**What to do:** Give only the number of lines that include the string "提高出生人口素质".

(Lines of data)
######

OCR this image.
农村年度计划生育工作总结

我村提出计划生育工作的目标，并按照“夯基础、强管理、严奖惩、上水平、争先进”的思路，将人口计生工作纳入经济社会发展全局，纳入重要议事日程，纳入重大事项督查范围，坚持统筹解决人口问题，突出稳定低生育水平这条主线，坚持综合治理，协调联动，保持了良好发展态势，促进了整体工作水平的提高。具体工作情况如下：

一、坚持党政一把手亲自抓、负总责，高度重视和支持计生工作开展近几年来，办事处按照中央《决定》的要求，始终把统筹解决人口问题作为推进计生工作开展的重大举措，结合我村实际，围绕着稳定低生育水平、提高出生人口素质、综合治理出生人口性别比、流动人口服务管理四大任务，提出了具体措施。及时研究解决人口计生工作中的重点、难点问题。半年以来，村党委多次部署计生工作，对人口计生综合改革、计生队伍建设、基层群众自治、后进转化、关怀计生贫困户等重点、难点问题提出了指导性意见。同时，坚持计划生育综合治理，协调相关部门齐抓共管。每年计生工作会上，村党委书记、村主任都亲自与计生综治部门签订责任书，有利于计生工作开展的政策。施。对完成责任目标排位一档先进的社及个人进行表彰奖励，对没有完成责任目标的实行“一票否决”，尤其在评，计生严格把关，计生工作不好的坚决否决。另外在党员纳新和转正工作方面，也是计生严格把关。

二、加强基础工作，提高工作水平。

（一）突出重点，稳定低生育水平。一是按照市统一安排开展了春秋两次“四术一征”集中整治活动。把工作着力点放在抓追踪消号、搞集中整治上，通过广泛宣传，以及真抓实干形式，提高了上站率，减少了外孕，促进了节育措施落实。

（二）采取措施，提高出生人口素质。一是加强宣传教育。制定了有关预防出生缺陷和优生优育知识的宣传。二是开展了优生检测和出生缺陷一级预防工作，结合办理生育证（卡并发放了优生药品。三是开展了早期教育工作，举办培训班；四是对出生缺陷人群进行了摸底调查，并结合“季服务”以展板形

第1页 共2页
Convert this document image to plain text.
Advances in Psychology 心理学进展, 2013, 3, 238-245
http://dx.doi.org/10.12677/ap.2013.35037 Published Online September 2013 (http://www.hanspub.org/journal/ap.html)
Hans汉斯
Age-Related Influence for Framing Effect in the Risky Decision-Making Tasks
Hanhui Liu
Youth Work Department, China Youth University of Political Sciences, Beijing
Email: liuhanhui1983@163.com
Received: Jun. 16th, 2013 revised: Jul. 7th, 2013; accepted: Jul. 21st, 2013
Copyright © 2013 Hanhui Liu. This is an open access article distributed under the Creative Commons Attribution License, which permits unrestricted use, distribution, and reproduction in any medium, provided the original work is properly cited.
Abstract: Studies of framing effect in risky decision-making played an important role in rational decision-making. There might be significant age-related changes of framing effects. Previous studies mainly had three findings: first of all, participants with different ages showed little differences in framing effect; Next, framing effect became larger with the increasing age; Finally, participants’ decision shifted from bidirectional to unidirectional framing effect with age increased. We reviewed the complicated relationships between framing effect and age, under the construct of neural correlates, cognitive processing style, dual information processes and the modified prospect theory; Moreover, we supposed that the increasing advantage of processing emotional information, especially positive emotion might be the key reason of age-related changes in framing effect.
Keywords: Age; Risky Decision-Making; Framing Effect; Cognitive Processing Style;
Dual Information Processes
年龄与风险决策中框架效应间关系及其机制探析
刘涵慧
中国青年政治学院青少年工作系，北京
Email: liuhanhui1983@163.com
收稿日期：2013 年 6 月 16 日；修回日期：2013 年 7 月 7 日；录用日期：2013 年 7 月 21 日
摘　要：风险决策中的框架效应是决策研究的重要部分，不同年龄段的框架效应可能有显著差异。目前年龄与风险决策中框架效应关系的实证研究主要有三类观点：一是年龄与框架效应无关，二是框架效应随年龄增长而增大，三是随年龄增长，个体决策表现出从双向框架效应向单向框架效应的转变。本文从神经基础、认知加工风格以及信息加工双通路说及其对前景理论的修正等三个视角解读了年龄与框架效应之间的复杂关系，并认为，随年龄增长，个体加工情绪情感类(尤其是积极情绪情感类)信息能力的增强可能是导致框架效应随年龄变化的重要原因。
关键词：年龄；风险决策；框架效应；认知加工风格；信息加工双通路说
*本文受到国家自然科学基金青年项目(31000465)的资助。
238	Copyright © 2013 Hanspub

######

**Solution for this task:** 2